Exercise brief: Review the material and extract every line in which the word "percent" occurs.

====== Given entries ======

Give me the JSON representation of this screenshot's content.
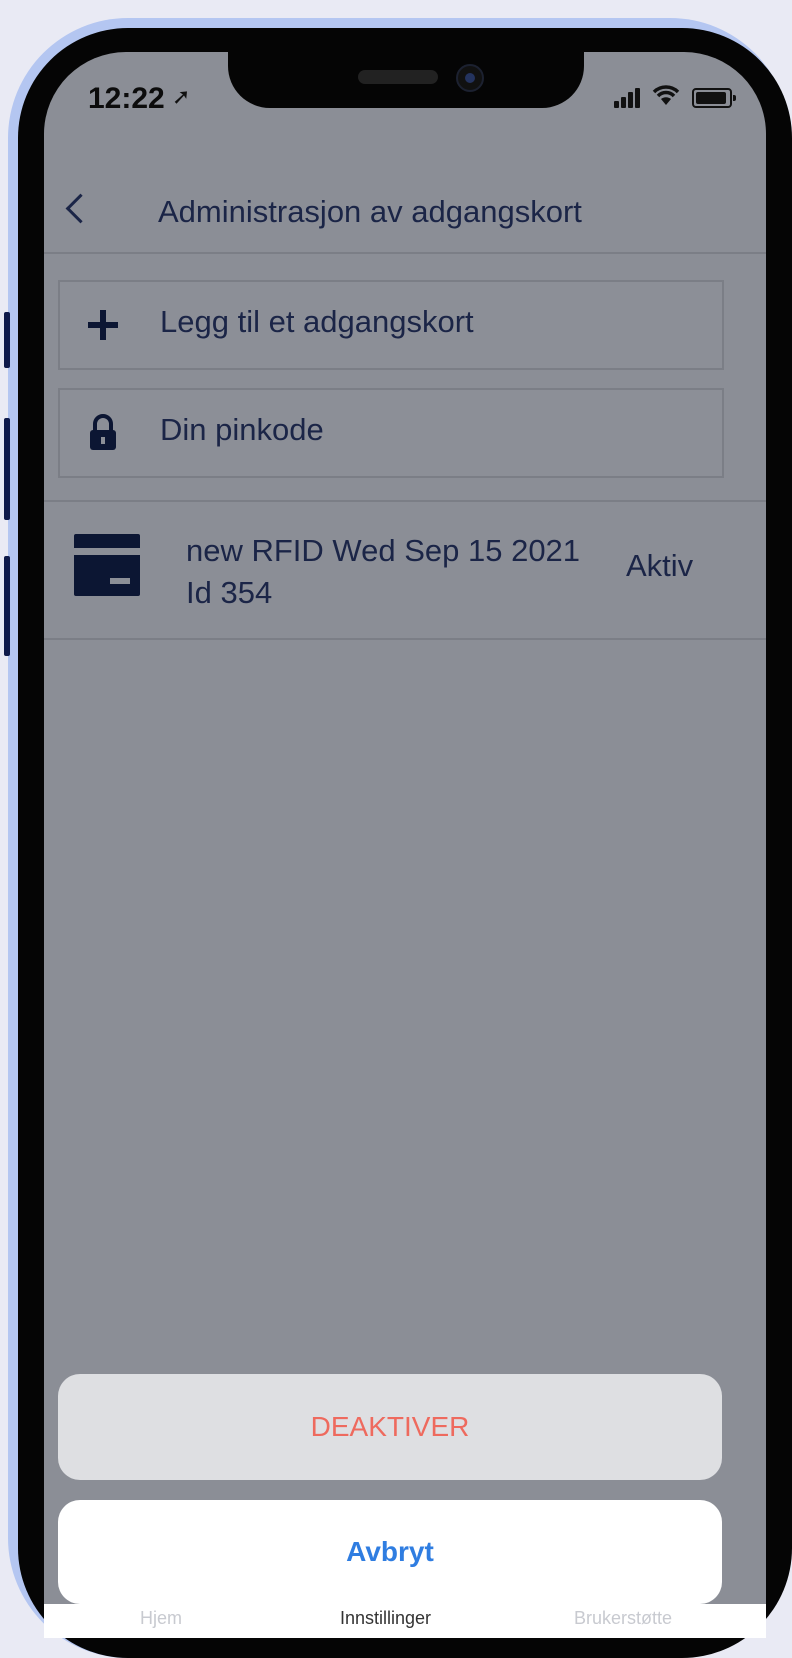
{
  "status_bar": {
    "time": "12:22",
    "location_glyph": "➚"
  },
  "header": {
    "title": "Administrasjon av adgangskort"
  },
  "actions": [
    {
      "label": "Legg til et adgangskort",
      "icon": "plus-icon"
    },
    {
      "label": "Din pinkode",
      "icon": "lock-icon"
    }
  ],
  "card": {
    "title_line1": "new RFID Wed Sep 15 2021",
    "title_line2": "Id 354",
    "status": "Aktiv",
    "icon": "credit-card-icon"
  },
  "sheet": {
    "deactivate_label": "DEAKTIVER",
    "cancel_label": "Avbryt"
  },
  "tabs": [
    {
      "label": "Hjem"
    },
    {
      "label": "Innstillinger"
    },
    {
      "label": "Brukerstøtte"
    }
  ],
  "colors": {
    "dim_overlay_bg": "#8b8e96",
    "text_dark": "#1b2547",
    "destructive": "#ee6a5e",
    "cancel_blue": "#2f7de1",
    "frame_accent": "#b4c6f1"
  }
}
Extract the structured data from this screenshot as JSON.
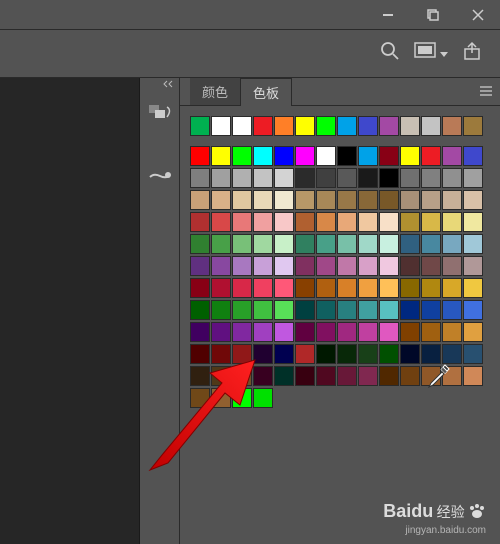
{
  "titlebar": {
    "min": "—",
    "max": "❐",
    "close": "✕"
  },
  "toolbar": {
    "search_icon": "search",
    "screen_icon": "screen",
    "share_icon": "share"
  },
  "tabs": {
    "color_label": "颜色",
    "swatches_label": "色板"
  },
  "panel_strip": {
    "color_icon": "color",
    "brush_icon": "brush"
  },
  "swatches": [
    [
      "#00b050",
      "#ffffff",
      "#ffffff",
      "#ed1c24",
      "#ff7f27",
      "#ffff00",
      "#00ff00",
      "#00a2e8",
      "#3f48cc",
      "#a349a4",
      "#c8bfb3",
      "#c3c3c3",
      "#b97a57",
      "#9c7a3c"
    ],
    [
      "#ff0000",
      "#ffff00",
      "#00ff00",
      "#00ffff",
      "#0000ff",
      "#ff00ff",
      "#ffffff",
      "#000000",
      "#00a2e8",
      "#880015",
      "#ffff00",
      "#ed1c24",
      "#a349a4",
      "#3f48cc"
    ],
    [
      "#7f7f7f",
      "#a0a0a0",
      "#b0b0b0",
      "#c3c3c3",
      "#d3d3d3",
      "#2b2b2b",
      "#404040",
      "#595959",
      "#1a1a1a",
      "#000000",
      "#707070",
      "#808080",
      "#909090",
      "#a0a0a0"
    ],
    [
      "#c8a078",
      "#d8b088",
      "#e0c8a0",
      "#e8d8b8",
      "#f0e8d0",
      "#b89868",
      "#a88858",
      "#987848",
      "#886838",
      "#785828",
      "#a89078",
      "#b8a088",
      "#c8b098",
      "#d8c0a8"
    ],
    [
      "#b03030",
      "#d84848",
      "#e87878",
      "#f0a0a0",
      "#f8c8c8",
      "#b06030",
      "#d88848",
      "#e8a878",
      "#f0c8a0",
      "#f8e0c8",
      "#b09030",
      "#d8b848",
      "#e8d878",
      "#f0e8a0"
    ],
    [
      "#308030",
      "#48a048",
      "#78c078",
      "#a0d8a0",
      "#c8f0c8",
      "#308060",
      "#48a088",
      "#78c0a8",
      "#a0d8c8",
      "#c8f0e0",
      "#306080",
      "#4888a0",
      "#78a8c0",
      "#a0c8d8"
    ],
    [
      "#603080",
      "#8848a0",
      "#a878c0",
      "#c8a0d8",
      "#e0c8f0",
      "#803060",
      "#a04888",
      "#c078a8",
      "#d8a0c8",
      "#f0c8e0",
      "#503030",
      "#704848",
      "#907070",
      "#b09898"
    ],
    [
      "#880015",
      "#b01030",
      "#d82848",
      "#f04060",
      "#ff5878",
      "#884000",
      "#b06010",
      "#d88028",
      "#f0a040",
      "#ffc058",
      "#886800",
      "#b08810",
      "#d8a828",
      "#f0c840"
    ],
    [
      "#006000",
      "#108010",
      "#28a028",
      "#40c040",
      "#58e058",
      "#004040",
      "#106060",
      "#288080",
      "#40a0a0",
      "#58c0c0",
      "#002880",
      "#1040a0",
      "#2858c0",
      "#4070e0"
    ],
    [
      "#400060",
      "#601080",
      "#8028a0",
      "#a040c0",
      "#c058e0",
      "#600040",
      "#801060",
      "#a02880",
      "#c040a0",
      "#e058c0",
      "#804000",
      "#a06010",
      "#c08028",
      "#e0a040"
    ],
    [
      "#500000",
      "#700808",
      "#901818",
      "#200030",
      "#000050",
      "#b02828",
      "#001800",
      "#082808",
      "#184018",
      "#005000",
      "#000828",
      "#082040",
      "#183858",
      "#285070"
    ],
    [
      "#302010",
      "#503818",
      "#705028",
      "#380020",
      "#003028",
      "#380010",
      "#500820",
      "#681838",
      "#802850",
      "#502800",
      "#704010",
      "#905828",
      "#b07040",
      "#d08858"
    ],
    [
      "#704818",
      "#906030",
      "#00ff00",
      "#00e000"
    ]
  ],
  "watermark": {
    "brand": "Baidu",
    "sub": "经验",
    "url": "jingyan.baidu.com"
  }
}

======
====== Given entries ======

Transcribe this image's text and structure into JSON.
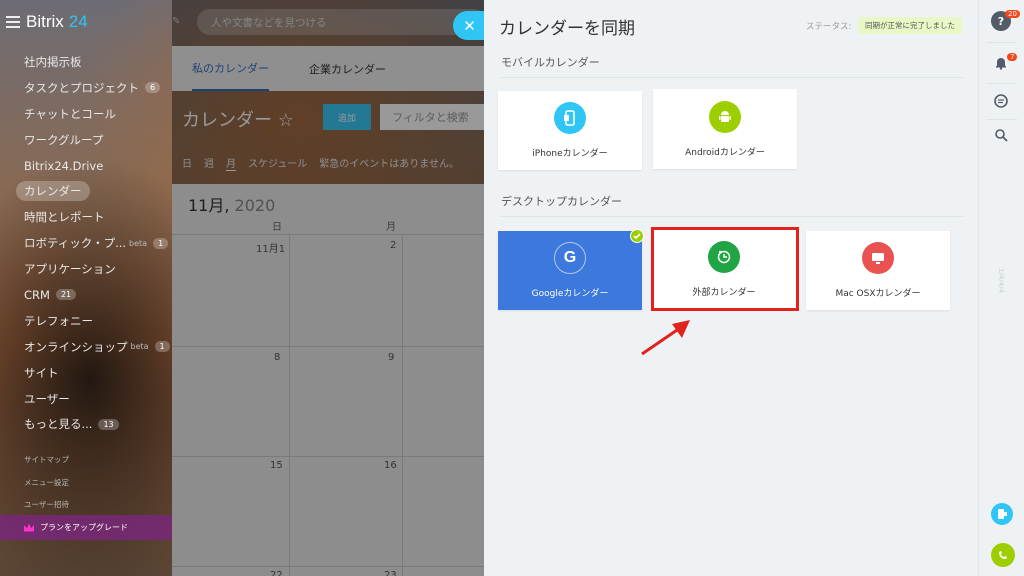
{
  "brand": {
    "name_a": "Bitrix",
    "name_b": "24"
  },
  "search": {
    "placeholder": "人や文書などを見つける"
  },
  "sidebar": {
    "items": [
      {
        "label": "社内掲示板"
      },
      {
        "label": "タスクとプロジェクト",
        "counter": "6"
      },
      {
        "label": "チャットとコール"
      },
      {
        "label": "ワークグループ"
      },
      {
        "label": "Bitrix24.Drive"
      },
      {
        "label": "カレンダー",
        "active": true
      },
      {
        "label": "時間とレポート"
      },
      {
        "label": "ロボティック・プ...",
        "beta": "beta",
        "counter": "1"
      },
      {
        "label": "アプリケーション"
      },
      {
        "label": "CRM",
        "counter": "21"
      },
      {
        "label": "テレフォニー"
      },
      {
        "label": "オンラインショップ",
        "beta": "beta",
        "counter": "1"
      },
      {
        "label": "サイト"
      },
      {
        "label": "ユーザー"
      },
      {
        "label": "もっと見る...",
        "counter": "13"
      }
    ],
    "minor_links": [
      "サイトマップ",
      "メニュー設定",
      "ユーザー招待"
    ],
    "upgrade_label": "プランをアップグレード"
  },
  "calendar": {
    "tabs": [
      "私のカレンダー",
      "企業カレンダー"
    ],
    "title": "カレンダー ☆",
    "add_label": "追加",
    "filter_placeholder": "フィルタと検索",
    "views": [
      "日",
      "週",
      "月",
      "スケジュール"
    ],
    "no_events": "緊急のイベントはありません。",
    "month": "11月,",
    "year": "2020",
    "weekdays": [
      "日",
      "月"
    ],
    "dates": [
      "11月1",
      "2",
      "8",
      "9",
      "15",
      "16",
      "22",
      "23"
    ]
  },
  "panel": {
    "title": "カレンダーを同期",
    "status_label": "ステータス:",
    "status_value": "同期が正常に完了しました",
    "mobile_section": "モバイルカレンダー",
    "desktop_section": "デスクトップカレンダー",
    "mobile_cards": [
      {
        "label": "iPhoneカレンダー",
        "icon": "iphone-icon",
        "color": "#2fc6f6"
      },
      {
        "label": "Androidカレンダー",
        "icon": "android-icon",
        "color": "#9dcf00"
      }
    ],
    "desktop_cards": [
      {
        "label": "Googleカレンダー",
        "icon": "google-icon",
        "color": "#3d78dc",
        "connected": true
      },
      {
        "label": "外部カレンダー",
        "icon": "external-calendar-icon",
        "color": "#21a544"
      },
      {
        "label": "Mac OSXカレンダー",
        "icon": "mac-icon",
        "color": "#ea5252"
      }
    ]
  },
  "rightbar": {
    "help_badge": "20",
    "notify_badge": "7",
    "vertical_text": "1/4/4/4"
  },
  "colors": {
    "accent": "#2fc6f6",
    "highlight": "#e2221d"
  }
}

======
====== Given entries ======

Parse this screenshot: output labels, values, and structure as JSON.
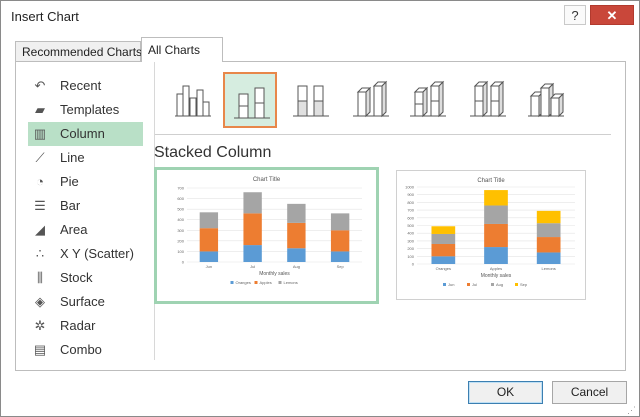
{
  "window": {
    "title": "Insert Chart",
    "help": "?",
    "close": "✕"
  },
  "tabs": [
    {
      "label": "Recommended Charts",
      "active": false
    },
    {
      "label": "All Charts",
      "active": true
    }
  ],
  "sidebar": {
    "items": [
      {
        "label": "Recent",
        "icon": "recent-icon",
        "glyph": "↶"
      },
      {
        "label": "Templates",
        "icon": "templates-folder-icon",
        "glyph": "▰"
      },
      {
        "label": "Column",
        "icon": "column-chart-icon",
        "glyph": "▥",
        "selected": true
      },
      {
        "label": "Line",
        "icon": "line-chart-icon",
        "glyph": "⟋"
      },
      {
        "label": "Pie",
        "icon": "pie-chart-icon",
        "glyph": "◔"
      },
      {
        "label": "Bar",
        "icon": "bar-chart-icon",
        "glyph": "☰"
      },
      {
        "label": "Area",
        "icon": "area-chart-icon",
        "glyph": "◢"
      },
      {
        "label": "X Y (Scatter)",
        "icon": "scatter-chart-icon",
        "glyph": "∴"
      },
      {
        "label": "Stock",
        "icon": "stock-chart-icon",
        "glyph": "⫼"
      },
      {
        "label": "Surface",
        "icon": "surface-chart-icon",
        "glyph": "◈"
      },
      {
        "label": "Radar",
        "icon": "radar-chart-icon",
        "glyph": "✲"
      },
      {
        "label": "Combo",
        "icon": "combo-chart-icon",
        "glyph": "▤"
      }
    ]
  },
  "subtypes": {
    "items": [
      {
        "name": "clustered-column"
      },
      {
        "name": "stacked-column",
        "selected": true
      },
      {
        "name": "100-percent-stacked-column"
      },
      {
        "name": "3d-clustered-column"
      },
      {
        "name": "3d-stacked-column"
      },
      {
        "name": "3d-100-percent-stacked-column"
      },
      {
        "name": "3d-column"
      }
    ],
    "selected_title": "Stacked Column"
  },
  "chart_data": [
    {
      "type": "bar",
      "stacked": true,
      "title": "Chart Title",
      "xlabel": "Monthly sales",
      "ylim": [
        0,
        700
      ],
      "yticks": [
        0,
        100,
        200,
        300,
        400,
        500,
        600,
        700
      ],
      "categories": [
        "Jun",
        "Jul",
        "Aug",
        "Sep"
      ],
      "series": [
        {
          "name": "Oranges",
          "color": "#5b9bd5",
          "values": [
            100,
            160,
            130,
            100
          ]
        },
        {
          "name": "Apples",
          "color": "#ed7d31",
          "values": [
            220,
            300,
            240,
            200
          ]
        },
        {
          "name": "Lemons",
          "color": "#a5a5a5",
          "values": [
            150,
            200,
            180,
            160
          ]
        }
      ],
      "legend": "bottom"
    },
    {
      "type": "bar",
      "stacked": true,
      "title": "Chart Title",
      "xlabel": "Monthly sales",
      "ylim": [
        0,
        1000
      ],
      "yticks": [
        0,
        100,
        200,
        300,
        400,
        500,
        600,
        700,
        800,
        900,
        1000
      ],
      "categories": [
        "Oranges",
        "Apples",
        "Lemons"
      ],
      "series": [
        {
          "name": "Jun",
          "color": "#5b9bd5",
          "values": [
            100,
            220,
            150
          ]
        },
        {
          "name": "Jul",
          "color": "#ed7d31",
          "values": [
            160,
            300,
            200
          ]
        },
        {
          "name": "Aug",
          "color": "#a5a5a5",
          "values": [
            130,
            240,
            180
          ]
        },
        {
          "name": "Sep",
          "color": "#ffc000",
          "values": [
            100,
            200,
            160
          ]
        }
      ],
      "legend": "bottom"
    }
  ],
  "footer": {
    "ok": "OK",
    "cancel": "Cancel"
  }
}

======

The completed task:
        "name": "100-percent-stacked-column"
        "name": "3d-100-percent-stacked-column"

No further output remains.